--- start of Stored records ---

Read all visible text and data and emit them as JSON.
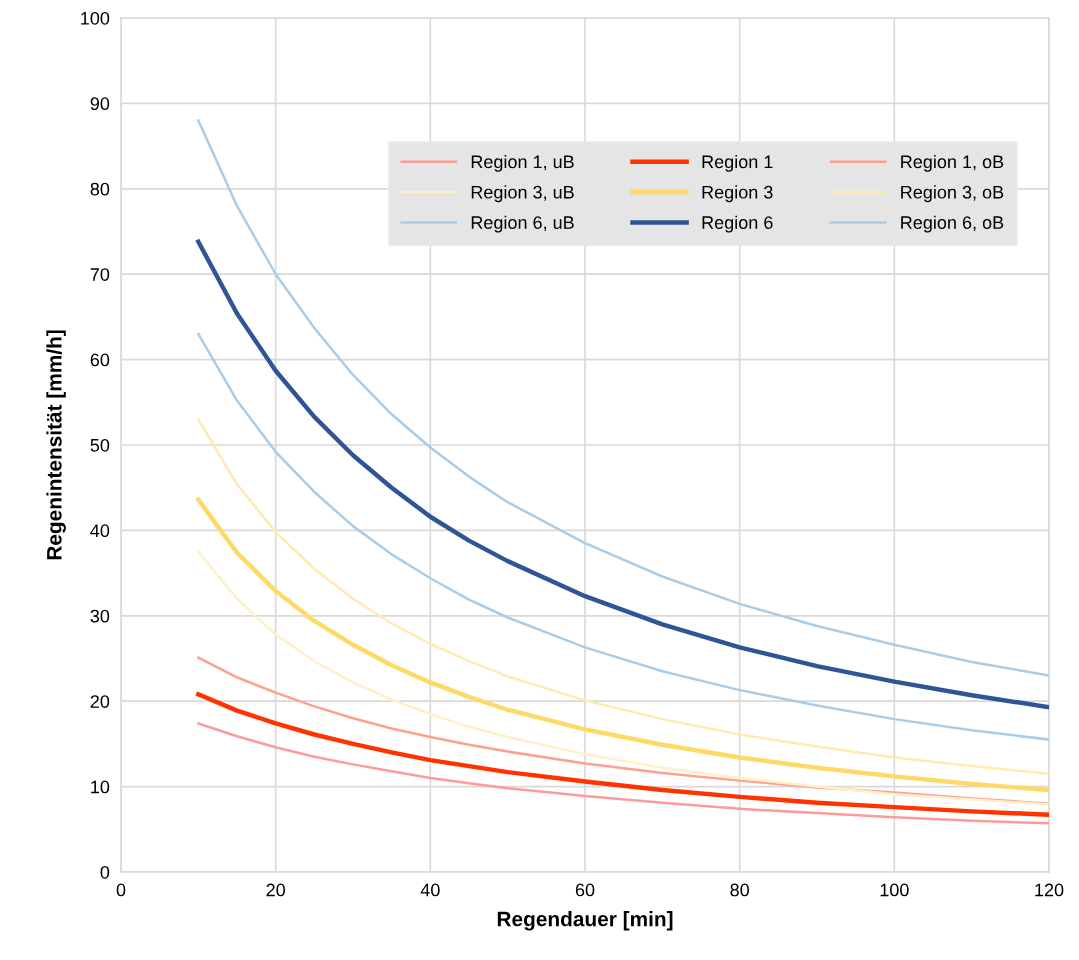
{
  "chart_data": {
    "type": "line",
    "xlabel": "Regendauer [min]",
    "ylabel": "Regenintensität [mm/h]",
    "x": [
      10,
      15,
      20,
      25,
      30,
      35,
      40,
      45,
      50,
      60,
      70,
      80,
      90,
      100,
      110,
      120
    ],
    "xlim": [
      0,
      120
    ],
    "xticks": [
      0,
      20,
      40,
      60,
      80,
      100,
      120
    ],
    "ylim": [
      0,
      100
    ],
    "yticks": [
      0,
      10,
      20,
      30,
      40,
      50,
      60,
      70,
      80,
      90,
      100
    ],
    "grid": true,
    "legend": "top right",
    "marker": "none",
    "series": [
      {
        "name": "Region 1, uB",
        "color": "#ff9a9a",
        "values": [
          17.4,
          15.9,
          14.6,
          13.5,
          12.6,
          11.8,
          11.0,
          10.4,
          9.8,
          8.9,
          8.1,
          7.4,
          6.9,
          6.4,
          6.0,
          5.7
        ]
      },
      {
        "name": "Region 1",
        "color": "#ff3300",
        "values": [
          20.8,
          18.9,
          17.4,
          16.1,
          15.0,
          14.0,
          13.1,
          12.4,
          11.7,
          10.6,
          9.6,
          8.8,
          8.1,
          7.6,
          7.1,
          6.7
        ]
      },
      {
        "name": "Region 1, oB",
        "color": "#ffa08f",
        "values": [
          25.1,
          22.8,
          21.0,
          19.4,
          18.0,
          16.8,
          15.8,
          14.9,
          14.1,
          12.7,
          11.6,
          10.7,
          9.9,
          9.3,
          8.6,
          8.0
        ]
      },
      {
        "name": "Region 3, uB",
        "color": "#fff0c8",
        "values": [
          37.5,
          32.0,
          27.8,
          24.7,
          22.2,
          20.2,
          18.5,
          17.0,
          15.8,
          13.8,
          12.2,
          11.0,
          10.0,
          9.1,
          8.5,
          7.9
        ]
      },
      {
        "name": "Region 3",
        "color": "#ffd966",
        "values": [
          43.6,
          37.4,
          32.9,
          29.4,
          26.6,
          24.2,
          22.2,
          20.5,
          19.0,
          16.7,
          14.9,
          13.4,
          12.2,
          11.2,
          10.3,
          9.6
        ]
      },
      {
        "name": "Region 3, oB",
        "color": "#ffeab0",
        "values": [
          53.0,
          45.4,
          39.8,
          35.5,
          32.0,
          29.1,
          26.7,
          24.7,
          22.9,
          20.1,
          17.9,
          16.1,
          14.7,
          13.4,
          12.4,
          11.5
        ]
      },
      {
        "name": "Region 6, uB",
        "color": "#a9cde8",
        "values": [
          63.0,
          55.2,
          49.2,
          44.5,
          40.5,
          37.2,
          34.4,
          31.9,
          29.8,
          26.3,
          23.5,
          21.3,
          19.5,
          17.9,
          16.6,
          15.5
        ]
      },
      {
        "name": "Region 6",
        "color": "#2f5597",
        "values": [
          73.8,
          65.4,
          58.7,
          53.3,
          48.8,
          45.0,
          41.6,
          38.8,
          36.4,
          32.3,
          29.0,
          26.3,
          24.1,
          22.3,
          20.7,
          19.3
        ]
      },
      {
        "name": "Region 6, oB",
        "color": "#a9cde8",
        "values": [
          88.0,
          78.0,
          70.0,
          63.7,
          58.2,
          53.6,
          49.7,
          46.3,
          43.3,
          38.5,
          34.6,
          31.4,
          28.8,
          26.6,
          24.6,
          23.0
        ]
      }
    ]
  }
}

--- end of Stored records ---
--- start of Stored records ---

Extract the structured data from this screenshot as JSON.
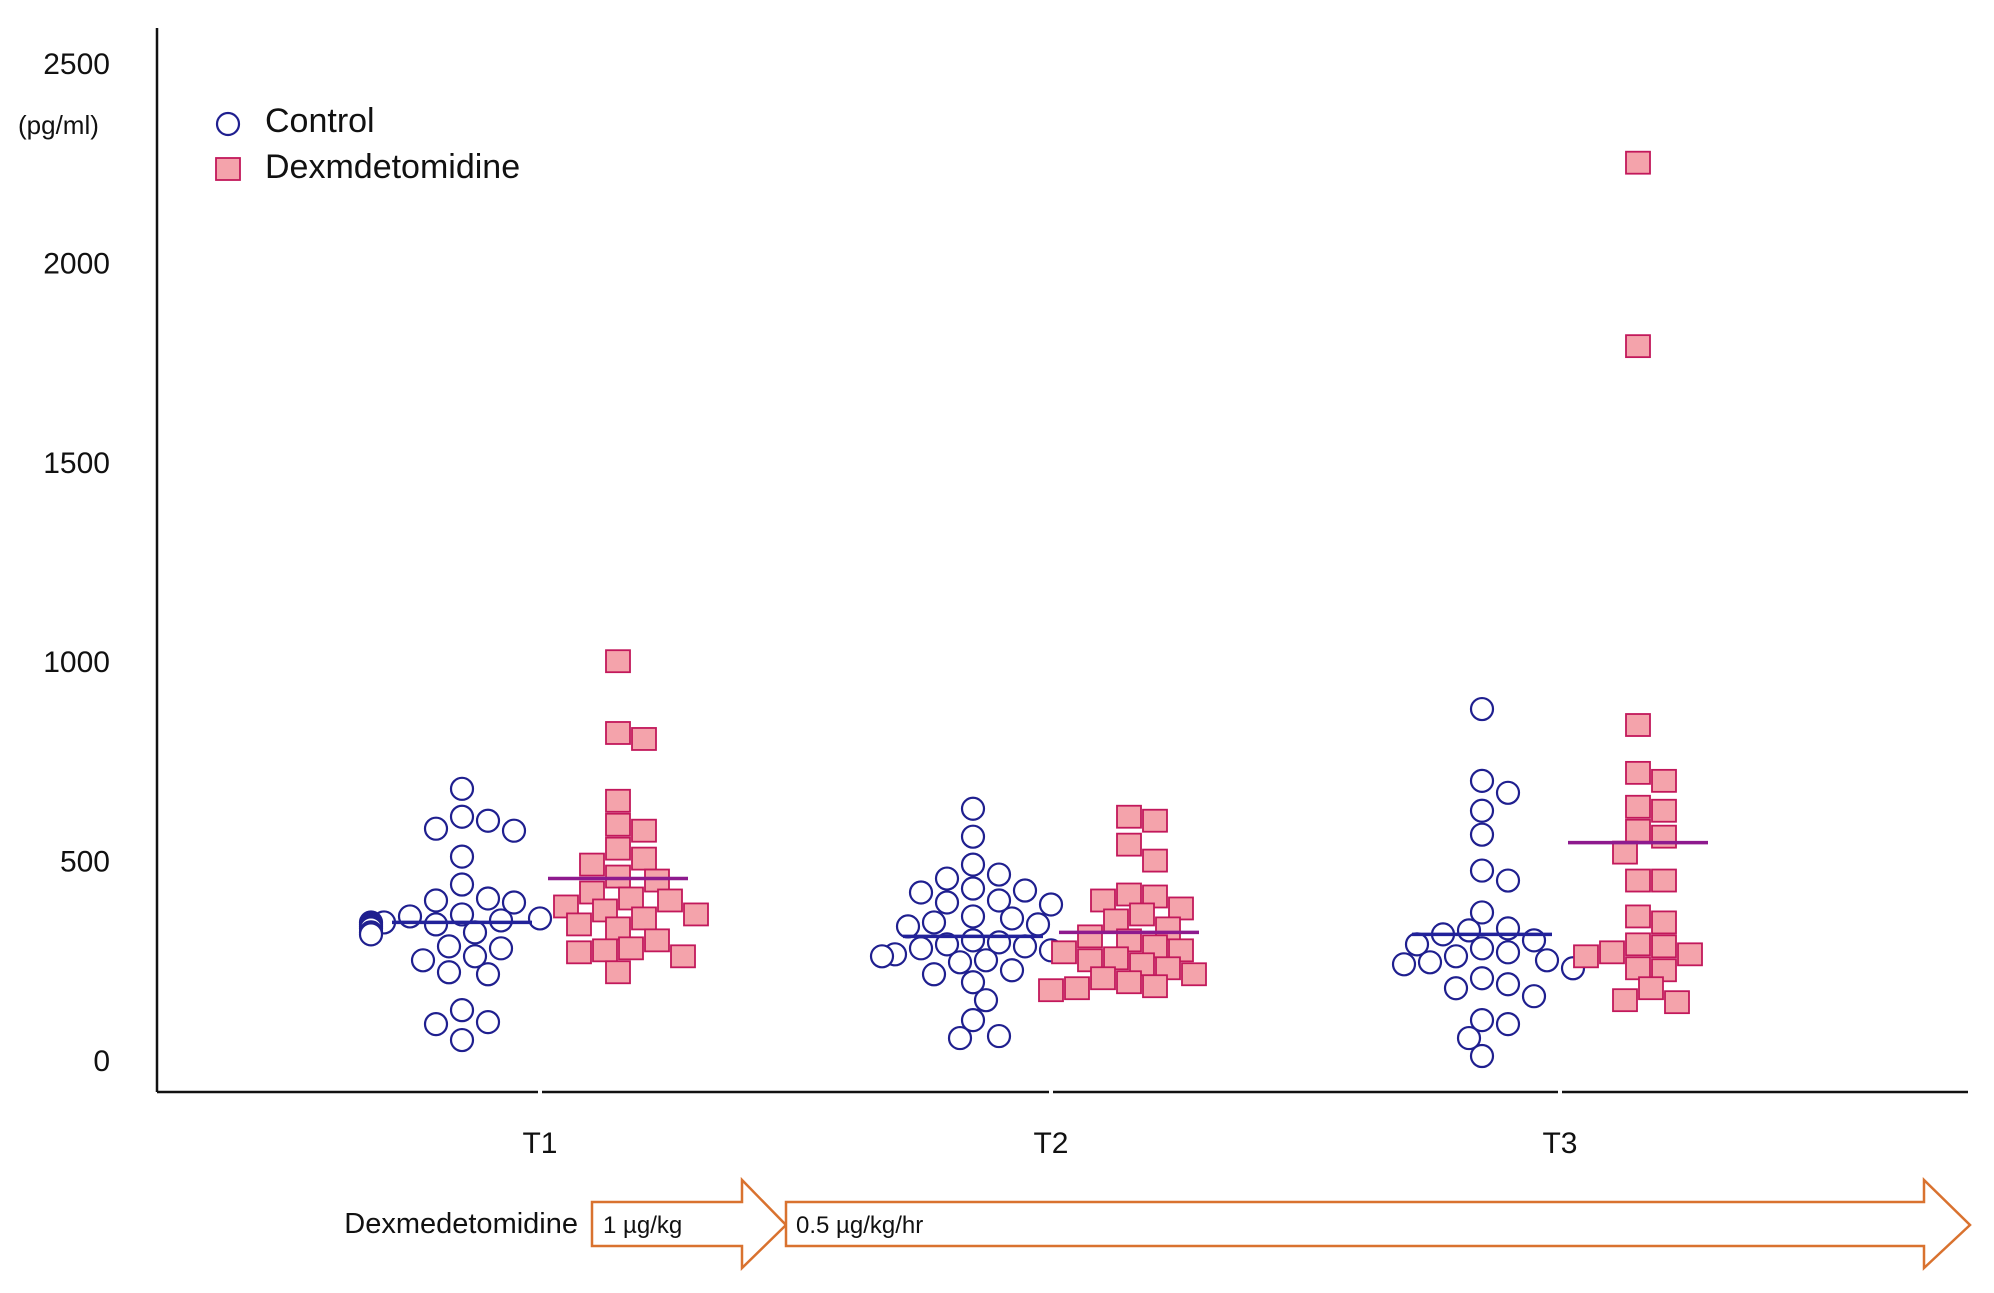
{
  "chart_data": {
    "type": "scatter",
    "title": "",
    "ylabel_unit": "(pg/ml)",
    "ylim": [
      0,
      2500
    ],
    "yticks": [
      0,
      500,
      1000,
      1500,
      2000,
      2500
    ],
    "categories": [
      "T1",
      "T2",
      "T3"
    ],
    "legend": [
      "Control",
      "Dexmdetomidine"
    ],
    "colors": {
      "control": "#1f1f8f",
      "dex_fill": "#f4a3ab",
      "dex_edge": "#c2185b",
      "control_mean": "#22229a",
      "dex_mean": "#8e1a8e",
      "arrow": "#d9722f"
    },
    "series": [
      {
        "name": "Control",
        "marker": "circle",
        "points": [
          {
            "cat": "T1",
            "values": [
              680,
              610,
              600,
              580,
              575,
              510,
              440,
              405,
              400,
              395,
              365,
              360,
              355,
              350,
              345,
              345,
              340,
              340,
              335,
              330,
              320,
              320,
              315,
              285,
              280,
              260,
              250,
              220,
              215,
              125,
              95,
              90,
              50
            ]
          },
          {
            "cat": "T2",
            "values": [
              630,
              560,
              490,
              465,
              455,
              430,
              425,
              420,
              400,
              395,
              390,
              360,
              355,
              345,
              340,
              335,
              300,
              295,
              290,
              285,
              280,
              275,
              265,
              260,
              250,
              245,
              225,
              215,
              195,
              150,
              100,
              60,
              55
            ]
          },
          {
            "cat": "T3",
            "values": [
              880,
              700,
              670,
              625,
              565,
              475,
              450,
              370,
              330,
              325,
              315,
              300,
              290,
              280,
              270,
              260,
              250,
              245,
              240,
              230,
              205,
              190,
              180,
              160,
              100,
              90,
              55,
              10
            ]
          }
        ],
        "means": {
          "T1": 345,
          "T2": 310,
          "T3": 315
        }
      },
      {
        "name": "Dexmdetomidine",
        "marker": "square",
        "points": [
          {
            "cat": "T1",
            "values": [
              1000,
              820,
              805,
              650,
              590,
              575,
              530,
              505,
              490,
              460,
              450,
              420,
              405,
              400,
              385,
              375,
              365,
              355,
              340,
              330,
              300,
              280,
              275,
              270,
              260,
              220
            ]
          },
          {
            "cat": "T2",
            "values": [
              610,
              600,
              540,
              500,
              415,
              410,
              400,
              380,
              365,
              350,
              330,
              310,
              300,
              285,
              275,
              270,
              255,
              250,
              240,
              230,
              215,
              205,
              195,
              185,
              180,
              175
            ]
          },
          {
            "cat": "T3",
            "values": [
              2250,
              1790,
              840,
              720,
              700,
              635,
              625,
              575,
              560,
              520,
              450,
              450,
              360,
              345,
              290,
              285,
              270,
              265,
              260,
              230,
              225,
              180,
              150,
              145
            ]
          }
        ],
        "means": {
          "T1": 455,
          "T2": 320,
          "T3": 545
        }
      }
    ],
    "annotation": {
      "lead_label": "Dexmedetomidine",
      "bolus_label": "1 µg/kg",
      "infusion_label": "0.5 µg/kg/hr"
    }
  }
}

--- end of Stored records ---

Gather every line from the listing above in which "marker" appears, and copy those lines.

**Full answer**
    "marker": "none",
        "marker": "circle",
        "marker": "square",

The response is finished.